## [Brief]
Pull every line holding the string "name" from the records below.

## [Given information]
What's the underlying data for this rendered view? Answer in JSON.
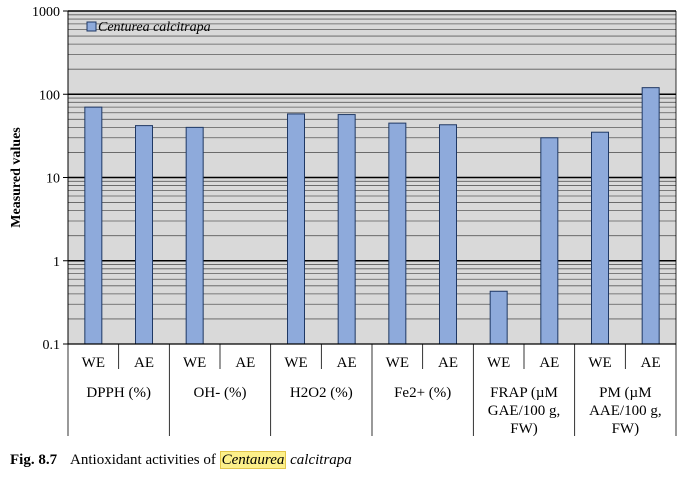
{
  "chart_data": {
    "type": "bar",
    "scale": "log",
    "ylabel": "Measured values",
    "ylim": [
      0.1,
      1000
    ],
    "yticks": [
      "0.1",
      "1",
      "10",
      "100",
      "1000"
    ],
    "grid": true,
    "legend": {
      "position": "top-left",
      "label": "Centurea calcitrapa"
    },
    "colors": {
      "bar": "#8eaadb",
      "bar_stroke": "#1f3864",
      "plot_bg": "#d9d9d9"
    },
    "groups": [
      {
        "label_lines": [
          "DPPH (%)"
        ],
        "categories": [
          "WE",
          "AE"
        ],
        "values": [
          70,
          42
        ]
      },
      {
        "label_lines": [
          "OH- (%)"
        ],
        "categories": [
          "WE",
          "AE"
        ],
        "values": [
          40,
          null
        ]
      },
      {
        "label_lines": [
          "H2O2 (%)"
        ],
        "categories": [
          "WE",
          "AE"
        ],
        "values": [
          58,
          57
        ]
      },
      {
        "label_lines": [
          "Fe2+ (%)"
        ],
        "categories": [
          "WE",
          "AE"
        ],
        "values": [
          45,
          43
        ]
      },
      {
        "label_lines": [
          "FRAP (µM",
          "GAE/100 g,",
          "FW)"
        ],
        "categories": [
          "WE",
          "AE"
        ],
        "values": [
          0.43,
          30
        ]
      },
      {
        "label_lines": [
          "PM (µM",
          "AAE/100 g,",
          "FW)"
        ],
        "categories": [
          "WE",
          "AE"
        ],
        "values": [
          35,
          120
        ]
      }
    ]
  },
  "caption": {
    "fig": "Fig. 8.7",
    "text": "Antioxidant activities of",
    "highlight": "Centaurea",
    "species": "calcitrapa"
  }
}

==

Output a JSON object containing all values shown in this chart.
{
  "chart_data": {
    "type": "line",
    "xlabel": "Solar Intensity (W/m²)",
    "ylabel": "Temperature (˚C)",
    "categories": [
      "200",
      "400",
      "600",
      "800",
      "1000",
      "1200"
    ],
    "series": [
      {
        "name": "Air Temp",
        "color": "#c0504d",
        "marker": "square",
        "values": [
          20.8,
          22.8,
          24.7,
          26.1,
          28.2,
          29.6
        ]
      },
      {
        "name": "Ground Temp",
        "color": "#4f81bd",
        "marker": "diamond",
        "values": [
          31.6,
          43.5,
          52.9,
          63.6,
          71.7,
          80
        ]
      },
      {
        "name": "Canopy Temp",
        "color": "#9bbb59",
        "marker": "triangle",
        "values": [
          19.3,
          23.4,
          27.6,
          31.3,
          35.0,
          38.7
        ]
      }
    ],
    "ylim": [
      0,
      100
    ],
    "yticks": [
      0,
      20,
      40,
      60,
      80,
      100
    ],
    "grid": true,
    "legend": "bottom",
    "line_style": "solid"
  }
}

## [Task result]
        "name": "Air Temp",
        "name": "Ground Temp",
        "name": "Canopy Temp",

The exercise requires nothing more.